[START OF SUPPLIED MATERIAL]

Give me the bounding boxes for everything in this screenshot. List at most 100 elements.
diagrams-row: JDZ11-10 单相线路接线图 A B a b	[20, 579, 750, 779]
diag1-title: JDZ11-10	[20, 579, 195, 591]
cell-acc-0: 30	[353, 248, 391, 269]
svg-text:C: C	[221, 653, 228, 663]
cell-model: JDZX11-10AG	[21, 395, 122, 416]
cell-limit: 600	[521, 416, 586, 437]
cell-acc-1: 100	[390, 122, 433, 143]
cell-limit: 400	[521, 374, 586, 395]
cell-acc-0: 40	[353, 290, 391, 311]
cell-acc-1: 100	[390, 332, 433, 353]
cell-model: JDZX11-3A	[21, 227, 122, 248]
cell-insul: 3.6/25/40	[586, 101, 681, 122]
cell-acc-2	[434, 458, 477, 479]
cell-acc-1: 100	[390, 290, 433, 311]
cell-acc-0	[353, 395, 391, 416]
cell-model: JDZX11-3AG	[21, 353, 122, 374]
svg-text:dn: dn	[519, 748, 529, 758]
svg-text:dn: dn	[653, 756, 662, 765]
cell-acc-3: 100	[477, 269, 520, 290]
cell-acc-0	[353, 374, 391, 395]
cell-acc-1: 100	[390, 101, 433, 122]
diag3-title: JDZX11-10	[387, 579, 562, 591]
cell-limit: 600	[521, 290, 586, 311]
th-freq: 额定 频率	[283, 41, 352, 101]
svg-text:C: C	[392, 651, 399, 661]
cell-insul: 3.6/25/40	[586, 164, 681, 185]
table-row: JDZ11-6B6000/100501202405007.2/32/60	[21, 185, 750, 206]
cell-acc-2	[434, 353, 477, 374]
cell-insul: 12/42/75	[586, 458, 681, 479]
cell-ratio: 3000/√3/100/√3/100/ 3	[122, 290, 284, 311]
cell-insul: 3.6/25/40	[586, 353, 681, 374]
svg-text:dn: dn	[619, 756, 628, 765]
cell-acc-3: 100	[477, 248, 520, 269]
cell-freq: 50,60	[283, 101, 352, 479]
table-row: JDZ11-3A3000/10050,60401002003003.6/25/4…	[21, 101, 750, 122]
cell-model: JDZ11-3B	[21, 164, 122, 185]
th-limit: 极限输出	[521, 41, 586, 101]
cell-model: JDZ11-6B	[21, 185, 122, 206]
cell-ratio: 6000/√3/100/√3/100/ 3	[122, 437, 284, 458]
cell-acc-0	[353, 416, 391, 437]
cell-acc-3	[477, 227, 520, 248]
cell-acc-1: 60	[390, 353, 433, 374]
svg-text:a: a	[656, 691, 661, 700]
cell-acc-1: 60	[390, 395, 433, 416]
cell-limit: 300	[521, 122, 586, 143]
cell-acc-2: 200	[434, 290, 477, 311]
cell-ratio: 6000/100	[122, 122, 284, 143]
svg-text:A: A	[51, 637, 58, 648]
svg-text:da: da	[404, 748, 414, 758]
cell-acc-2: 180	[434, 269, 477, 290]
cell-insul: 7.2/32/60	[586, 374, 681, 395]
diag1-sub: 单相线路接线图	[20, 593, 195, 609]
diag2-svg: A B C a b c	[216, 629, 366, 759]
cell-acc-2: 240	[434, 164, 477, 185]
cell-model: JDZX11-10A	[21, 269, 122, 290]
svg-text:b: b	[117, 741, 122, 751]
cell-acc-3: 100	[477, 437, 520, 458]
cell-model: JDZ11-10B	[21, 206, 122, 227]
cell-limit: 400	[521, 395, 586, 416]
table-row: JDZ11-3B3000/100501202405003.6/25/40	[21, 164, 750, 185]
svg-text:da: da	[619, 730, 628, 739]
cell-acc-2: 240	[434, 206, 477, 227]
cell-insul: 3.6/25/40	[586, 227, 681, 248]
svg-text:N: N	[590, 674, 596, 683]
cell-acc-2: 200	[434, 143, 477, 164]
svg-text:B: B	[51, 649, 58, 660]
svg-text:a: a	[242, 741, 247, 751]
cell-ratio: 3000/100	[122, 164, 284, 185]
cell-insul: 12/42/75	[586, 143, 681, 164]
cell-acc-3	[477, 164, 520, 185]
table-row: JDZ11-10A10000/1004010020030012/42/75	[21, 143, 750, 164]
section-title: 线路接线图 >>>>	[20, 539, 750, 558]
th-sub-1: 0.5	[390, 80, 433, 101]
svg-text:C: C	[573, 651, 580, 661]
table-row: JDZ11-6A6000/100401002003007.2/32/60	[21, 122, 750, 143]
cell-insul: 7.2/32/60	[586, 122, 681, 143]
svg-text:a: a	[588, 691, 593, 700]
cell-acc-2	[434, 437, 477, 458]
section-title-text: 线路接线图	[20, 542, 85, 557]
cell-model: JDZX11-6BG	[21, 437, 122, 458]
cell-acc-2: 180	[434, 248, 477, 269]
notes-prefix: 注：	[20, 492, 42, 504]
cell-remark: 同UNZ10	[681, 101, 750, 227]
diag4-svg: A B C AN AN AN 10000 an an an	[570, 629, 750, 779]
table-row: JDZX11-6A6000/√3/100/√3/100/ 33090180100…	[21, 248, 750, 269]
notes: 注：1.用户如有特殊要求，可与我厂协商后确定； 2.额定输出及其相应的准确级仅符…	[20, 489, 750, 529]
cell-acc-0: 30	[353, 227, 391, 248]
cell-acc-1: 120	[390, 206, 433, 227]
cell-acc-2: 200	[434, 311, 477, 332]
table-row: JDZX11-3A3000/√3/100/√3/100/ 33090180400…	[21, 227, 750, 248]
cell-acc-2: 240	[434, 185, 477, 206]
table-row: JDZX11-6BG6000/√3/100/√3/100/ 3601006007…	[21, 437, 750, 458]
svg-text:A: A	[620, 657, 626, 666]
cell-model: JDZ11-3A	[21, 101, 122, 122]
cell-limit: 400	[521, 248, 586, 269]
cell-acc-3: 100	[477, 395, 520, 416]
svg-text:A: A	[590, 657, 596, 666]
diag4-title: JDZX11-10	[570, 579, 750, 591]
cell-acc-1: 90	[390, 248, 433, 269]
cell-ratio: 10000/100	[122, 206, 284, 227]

[END OF SUPPLIED MATERIAL]

# TASK DESCRIPTION:
Lay out the lines from the start through the line with "269, 520, 290]", inclusive, as a Markdown table with the columns Number and Line, skipping any blank lines.

# TASK ANSWER:
| Number | Line |
|---|---|
| 1 | Give me the bounding boxes for everything in this screenshot. List at most 100 elements. |
| 2 | diagrams-row: JDZ11-10 单相线路接线图 A B a b	[20, 579, 750, 779] |
| 3 | diag1-title: JDZ11-10	[20, 579, 195, 591] |
| 4 | cell-acc-0: 30	[353, 248, 391, 269] |
| 5 | svg-text:C: C	[221, 653, 228, 663] |
| 6 | cell-model: JDZX11-10AG	[21, 395, 122, 416] |
| 7 | cell-limit: 600	[521, 416, 586, 437] |
| 8 | cell-acc-1: 100	[390, 122, 433, 143] |
| 9 | cell-limit: 400	[521, 374, 586, 395] |
| 10 | cell-acc-0: 40	[353, 290, 391, 311] |
| 11 | cell-acc-1: 100	[390, 332, 433, 353] |
| 12 | cell-model: JDZX11-3A	[21, 227, 122, 248] |
| 13 | cell-insul: 3.6/25/40	[586, 101, 681, 122] |
| 14 | cell-acc-2	[434, 458, 477, 479] |
| 15 | cell-acc-1: 100	[390, 290, 433, 311] |
| 16 | cell-acc-0	[353, 395, 391, 416] |
| 17 | cell-model: JDZX11-3AG	[21, 353, 122, 374] |
| 18 | svg-text:dn: dn	[519, 748, 529, 758] |
| 19 | svg-text:dn: dn	[653, 756, 662, 765] |
| 20 | cell-acc-3: 100	[477, 269, 520, 290] |